Stored data
(begin)
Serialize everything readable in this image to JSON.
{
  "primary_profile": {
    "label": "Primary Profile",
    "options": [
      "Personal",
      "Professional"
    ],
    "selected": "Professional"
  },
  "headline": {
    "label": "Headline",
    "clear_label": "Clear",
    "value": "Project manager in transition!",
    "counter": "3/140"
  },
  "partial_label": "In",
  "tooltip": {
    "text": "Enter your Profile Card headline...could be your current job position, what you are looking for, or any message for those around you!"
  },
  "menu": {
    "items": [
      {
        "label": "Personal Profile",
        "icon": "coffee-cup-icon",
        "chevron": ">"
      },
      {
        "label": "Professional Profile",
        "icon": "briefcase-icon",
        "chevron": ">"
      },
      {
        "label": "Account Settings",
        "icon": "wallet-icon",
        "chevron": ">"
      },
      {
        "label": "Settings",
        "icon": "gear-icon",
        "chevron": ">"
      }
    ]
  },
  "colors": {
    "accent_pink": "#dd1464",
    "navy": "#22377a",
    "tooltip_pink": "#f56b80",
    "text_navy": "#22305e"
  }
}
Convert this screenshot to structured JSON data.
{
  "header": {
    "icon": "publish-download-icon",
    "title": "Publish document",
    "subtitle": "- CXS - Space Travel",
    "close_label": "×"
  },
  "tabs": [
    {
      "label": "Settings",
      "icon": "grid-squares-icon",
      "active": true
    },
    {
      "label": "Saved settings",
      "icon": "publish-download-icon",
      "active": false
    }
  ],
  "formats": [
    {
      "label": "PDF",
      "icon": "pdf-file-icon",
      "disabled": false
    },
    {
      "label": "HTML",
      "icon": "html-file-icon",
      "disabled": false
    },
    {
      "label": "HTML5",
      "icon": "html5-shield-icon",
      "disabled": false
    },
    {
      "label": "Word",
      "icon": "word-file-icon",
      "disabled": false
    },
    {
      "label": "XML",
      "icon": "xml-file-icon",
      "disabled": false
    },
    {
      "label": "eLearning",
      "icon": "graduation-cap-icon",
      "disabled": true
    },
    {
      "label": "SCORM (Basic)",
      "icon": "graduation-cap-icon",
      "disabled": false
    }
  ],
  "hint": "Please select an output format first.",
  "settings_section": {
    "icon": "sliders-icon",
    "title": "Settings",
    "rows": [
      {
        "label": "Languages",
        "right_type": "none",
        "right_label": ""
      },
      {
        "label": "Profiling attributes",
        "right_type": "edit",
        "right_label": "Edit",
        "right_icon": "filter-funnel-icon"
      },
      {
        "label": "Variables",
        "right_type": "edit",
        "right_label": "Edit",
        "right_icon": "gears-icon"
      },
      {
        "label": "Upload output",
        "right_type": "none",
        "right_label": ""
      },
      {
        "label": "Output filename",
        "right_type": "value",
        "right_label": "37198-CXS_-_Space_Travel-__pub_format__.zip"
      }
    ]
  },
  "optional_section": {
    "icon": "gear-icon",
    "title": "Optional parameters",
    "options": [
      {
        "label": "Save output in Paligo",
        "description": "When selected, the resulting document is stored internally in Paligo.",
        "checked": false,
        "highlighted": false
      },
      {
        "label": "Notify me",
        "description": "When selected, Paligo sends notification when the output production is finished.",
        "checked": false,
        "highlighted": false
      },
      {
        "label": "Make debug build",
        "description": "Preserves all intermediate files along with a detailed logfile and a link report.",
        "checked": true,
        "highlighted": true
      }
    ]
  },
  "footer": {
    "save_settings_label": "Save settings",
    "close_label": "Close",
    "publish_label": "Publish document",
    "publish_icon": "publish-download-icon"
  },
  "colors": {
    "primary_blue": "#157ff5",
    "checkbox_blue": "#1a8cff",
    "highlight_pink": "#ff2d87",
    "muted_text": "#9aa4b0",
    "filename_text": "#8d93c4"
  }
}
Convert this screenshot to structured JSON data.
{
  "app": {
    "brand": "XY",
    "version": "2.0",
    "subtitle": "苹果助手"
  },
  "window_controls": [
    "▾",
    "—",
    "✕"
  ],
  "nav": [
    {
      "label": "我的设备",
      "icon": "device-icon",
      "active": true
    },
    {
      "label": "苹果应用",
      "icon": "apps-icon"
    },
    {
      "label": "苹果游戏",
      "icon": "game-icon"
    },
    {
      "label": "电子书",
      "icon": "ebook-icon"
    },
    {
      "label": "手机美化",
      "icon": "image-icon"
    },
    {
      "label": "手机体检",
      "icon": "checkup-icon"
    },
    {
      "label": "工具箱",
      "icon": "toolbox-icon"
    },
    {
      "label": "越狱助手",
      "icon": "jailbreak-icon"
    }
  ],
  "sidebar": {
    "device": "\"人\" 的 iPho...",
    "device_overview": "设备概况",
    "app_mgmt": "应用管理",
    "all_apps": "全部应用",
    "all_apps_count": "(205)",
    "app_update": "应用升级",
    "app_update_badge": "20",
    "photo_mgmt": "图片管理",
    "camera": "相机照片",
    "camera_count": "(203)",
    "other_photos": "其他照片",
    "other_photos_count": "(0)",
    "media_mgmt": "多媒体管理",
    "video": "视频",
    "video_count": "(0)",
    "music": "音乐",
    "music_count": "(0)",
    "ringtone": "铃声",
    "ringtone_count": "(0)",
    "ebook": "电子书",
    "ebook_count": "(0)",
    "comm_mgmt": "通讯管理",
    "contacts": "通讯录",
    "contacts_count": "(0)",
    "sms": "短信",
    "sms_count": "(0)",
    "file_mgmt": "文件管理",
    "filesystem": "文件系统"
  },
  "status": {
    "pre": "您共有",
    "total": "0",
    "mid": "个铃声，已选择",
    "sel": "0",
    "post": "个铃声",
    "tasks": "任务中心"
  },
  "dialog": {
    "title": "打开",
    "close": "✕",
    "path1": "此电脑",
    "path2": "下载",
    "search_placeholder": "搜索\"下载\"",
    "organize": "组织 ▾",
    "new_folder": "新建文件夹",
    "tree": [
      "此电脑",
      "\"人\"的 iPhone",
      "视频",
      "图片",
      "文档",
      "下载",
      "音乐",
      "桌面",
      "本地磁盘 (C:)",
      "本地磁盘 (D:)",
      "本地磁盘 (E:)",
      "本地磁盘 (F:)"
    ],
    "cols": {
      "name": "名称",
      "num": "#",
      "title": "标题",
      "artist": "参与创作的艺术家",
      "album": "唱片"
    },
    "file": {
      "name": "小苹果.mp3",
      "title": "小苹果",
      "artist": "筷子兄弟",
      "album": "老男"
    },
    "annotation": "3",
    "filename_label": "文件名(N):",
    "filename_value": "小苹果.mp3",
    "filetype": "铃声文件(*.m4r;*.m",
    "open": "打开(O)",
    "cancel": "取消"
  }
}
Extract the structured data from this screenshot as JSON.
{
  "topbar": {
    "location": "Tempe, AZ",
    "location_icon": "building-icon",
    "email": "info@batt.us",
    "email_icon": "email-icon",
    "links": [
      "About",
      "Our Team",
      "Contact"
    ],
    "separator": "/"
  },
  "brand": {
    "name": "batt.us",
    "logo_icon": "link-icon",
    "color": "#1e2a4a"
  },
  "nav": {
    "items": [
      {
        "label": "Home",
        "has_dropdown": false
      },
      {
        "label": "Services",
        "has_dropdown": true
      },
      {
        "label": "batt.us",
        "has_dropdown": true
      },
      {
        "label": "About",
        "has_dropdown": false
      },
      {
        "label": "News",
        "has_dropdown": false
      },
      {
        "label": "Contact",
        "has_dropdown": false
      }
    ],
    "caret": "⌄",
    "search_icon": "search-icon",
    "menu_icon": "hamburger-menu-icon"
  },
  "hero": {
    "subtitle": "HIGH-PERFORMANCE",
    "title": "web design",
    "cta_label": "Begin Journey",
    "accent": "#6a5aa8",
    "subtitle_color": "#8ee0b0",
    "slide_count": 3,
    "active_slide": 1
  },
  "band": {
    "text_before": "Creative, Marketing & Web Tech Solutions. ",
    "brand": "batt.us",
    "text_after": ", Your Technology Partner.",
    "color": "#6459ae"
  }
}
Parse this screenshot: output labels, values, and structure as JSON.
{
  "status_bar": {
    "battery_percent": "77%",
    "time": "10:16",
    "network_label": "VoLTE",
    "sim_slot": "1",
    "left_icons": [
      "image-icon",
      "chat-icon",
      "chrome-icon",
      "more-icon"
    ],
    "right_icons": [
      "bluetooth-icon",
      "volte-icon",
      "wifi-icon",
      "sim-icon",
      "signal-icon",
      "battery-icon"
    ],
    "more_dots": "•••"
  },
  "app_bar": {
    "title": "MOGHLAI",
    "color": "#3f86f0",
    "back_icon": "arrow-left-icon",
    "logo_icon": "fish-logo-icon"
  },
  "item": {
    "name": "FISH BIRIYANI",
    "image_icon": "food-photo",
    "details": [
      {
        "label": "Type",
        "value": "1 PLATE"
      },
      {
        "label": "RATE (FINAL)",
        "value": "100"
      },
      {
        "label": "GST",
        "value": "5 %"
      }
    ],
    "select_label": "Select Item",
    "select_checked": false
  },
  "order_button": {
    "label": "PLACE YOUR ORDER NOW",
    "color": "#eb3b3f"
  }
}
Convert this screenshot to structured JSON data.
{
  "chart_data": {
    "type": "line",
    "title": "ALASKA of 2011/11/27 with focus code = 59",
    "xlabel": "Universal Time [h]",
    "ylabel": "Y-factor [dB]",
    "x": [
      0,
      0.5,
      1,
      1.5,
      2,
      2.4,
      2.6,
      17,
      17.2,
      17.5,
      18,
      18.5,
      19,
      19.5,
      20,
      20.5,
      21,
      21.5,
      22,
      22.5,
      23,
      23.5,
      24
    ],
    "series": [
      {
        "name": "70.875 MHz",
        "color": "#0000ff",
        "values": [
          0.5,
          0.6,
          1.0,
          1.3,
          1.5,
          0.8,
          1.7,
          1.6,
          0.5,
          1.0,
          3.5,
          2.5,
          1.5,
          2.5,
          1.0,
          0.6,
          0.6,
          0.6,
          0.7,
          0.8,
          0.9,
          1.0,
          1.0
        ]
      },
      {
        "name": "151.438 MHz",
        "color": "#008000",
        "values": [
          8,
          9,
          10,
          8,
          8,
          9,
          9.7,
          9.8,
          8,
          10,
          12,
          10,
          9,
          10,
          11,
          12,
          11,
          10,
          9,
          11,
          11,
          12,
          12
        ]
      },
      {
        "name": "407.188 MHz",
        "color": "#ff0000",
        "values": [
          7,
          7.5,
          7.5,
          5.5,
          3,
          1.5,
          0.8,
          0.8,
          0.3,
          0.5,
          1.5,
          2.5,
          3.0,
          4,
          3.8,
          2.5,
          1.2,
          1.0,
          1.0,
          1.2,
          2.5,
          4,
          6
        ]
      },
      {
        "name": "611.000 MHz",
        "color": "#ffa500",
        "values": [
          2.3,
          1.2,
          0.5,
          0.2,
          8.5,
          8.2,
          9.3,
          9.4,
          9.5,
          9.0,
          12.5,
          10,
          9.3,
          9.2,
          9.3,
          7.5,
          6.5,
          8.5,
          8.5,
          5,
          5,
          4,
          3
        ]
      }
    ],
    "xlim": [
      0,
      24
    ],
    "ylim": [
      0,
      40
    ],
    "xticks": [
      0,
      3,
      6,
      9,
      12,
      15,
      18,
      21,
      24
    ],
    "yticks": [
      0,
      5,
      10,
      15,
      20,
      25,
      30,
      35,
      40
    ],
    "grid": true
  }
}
(end)
## [Challenge]
Look through the entries above and report the number of lines that contain "Professional". Write only the number.

## [Right answer]
3